_What is required_
State how many lines contain "earnings", and write nothing except that count.

━━━━━ Records to process

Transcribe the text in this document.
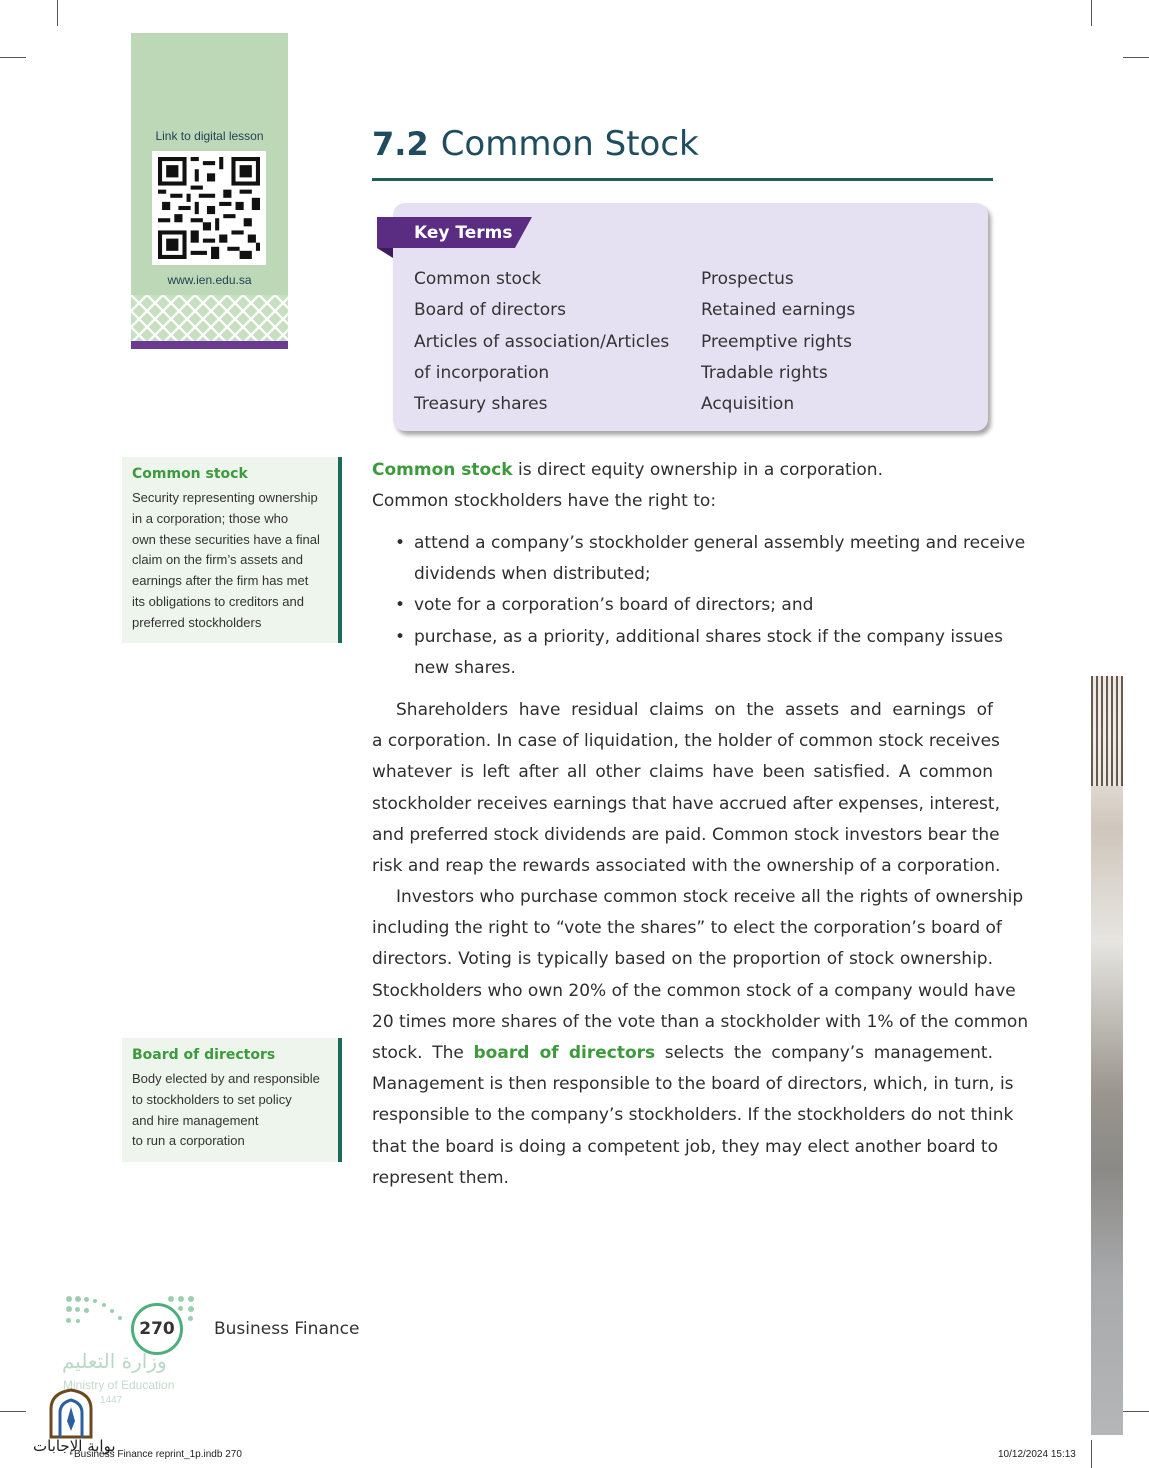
Link to digital lesson
www.ien.edu.sa
7.2 Common Stock
Key Terms
Common stock
Board of directors
Articles of association/Articles
of incorporation
Treasury shares
Prospectus
Retained earnings
Preemptive rights
Tradable rights
Acquisition
Common stock
Security representing ownership
in a corporation; those who
own these securities have a final
claim on the firm’s assets and
earnings after the firm has met
its obligations to creditors and
preferred stockholders
Board of directors
Body elected by and responsible
to stockholders to set policy
and hire management
to run a corporation
Common stock is direct equity ownership in a corporation.
Common stockholders have the right to:
• attend a company’s stockholder general assembly meeting and receive
dividends when distributed;
• vote for a corporation’s board of directors; and
• purchase, as a priority, additional shares stock if the company issues
new shares.
Shareholders have residual claims on the assets and earnings of
a corporation. In case of liquidation, the holder of common stock receives
whatever is left after all other claims have been satisfied. A common
stockholder receives earnings that have accrued after expenses, interest,
and preferred stock dividends are paid. Common stock investors bear the
risk and reap the rewards associated with the ownership of a corporation.
Investors who purchase common stock receive all the rights of ownership
including the right to “vote the shares” to elect the corporation’s board of
directors. Voting is typically based on the proportion of stock ownership.
Stockholders who own 20% of the common stock of a company would have
20 times more shares of the vote than a stockholder with 1% of the common
stock. The board of directors selects the company’s management.
Management is then responsible to the board of directors, which, in turn, is
responsible to the company’s stockholders. If the stockholders do not think
that the board is doing a competent job, they may elect another board to
represent them.
270	Business Finance
وزارة التعليم
Ministry of Education
1447
بوابة الإجابات
Business Finance reprint_1p.indb 270	10/12/2024 15:13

━━━━━━━━━━

_Task solution_
4